# Instruction:
Work through the data line by line, gathering every line that has the word "левая".

BEGIN Items

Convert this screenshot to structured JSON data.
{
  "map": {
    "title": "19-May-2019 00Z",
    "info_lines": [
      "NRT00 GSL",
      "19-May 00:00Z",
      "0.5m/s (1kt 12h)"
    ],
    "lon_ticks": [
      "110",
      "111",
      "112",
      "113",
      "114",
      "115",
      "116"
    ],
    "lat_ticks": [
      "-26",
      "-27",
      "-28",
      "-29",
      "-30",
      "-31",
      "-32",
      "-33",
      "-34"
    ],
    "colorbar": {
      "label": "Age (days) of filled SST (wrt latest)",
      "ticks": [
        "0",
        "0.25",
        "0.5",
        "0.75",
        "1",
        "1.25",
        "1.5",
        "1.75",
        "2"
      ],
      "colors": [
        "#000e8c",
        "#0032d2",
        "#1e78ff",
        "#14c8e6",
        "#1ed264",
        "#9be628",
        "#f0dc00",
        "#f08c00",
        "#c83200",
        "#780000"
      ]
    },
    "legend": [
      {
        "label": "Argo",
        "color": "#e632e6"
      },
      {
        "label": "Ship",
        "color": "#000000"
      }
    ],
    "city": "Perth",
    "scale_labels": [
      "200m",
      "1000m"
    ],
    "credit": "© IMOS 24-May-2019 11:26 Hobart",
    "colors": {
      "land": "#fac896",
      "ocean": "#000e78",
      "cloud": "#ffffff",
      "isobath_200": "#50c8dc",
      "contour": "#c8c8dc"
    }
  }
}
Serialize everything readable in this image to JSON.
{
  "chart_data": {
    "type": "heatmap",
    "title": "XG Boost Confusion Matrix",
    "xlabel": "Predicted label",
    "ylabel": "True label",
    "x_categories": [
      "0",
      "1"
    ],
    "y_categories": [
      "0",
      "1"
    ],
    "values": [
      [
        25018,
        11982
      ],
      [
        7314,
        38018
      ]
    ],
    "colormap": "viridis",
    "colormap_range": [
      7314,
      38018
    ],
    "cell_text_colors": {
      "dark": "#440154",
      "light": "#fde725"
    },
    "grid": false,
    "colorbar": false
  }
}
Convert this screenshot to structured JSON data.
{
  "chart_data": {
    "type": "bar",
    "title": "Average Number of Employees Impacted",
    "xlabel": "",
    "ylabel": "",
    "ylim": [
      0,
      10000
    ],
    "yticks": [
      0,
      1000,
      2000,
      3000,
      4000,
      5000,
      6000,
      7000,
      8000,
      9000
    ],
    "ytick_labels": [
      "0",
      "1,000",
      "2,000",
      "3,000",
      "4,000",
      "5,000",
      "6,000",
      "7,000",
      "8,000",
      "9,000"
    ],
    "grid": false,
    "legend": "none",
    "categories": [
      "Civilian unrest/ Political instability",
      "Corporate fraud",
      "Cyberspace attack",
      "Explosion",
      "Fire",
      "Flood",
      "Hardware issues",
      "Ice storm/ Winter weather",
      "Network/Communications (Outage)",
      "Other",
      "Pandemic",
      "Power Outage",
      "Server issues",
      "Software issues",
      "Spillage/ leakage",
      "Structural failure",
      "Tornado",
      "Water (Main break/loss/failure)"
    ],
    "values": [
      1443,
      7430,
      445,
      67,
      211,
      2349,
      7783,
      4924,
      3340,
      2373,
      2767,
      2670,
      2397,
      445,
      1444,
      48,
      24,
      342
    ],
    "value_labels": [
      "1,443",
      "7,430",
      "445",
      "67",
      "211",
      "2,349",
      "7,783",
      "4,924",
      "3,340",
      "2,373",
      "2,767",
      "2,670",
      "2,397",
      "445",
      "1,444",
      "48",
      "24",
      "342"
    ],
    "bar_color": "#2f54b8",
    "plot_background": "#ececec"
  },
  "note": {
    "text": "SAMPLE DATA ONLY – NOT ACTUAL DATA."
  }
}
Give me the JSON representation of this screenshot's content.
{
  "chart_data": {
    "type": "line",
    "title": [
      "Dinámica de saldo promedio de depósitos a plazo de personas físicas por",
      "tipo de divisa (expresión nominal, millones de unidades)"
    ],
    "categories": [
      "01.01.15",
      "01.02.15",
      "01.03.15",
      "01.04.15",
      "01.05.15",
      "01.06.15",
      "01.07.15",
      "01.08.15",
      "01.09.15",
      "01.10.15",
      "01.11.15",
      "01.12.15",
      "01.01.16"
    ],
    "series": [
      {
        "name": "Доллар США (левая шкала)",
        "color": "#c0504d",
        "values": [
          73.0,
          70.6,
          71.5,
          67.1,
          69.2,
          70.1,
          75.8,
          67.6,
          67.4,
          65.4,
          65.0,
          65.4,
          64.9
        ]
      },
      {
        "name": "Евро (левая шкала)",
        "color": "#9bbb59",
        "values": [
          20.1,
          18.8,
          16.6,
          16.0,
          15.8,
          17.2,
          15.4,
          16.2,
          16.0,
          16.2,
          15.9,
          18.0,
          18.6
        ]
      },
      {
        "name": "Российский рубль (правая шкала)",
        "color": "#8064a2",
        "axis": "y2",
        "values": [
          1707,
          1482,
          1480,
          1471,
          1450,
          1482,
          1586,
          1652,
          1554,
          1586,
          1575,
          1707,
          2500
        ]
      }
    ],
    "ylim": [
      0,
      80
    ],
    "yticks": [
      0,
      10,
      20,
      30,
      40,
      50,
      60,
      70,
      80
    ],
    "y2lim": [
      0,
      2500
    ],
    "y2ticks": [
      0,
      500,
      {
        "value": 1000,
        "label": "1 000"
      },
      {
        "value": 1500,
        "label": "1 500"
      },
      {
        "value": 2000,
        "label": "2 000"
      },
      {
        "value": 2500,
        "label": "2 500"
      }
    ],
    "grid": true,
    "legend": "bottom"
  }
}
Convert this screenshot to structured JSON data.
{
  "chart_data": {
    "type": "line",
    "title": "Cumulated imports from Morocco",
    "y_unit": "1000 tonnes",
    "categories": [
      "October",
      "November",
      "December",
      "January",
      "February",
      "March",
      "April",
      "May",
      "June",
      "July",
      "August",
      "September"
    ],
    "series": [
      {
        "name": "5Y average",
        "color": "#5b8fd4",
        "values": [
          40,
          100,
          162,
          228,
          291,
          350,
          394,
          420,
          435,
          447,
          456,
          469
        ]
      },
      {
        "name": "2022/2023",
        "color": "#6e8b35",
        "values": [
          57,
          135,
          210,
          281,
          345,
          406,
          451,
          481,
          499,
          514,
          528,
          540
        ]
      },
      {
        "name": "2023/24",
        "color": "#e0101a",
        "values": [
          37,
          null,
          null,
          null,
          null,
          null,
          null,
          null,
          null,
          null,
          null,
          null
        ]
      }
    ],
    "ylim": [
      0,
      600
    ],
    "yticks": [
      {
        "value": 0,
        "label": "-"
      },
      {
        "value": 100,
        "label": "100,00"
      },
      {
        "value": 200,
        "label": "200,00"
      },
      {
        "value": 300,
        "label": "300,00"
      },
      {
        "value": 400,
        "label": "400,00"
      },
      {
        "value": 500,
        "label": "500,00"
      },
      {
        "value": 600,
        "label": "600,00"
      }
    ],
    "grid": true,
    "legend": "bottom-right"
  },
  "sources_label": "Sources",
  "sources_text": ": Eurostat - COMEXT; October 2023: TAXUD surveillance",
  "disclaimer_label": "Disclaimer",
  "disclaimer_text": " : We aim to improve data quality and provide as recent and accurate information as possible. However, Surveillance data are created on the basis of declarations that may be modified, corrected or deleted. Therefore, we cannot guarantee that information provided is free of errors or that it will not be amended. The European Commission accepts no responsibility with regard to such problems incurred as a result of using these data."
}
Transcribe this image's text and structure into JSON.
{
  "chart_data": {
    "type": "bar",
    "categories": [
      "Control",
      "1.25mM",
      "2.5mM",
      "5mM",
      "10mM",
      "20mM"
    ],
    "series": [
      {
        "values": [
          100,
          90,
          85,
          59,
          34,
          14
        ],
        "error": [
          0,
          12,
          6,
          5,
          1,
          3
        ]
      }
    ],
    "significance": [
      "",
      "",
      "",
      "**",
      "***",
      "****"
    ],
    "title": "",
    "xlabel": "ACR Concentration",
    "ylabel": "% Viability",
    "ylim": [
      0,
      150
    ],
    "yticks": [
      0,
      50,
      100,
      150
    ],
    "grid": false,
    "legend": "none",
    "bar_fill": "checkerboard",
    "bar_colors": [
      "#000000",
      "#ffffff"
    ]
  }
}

END Items

# Task output:
        "name": "Доллар США (левая шкала)",
        "name": "Евро (левая шкала)",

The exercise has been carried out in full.